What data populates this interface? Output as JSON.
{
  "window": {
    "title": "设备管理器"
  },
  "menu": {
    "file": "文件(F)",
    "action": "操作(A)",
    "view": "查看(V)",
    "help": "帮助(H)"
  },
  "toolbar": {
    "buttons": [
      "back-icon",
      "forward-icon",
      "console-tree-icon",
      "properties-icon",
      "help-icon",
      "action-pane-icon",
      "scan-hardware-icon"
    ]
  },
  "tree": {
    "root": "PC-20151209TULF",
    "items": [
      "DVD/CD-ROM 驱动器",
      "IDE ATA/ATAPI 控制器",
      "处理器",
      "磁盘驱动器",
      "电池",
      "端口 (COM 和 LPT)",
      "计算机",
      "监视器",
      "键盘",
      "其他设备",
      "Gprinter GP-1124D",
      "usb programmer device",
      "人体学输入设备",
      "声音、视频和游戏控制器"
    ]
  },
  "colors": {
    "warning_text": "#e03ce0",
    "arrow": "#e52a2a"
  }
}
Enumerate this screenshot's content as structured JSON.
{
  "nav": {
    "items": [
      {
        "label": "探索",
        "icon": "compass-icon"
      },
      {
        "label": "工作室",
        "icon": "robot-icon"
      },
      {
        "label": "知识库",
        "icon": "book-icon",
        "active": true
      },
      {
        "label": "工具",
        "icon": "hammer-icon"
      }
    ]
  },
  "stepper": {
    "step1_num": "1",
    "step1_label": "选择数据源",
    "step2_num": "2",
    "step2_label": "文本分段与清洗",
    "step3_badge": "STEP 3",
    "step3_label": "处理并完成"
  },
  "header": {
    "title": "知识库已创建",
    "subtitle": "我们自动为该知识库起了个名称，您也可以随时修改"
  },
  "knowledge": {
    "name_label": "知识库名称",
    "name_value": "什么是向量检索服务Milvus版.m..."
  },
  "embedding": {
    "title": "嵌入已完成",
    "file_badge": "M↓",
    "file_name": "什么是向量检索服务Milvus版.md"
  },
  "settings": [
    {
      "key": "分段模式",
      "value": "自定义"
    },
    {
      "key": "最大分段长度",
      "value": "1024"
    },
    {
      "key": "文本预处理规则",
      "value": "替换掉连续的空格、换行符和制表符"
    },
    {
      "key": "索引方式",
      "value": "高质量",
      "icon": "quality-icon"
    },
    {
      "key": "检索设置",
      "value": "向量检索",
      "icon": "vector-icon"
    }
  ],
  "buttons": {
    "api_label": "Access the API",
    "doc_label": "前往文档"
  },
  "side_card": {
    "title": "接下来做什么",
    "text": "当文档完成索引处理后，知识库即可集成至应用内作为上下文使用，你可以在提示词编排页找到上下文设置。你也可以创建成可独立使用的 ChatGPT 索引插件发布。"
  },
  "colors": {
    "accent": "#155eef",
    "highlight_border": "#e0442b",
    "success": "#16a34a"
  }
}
★ ★ ★ ★
**STATED PROBLEM**
Every entry should be printed again exactly as written.

**OUTPUT OF THE EXERCISE**
What data populates this interface? Output as JSON.
{
  "window": {
    "title": "设备管理器"
  },
  "menu": {
    "file": "文件(F)",
    "action": "操作(A)",
    "view": "查看(V)",
    "help": "帮助(H)"
  },
  "toolbar": {
    "buttons": [
      "back-icon",
      "forward-icon",
      "console-tree-icon",
      "properties-icon",
      "help-icon",
      "action-pane-icon",
      "scan-hardware-icon"
    ]
  },
  "tree": {
    "root": "PC-20151209TULF",
    "items": [
      "DVD/CD-ROM 驱动器",
      "IDE ATA/ATAPI 控制器",
      "处理器",
      "磁盘驱动器",
      "电池",
      "端口 (COM 和 LPT)",
      "计算机",
      "监视器",
      "键盘",
      "其他设备",
      "Gprinter GP-1124D",
      "usb programmer device",
      "人体学输入设备",
      "声音、视频和游戏控制器"
    ]
  },
  "colors": {
    "warning_text": "#e03ce0",
    "arrow": "#e52a2a"
  }
}
Enumerate this screenshot's content as structured JSON.
{
  "nav": {
    "items": [
      {
        "label": "探索",
        "icon": "compass-icon"
      },
      {
        "label": "工作室",
        "icon": "robot-icon"
      },
      {
        "label": "知识库",
        "icon": "book-icon",
        "active": true
      },
      {
        "label": "工具",
        "icon": "hammer-icon"
      }
    ]
  },
  "stepper": {
    "step1_num": "1",
    "step1_label": "选择数据源",
    "step2_num": "2",
    "step2_label": "文本分段与清洗",
    "step3_badge": "STEP 3",
    "step3_label": "处理并完成"
  },
  "header": {
    "title": "知识库已创建",
    "subtitle": "我们自动为该知识库起了个名称，您也可以随时修改"
  },
  "knowledge": {
    "name_label": "知识库名称",
    "name_value": "什么是向量检索服务Milvus版.m..."
  },
  "embedding": {
    "title": "嵌入已完成",
    "file_badge": "M↓",
    "file_name": "什么是向量检索服务Milvus版.md"
  },
  "settings": [
    {
      "key": "分段模式",
      "value": "自定义"
    },
    {
      "key": "最大分段长度",
      "value": "1024"
    },
    {
      "key": "文本预处理规则",
      "value": "替换掉连续的空格、换行符和制表符"
    },
    {
      "key": "索引方式",
      "value": "高质量",
      "icon": "quality-icon"
    },
    {
      "key": "检索设置",
      "value": "向量检索",
      "icon": "vector-icon"
    }
  ],
  "buttons": {
    "api_label": "Access the API",
    "doc_label": "前往文档"
  },
  "side_card": {
    "title": "接下来做什么",
    "text": "当文档完成索引处理后，知识库即可集成至应用内作为上下文使用，你可以在提示词编排页找到上下文设置。你也可以创建成可独立使用的 ChatGPT 索引插件发布。"
  },
  "colors": {
    "accent": "#155eef",
    "highlight_border": "#e0442b",
    "success": "#16a34a"
  }
}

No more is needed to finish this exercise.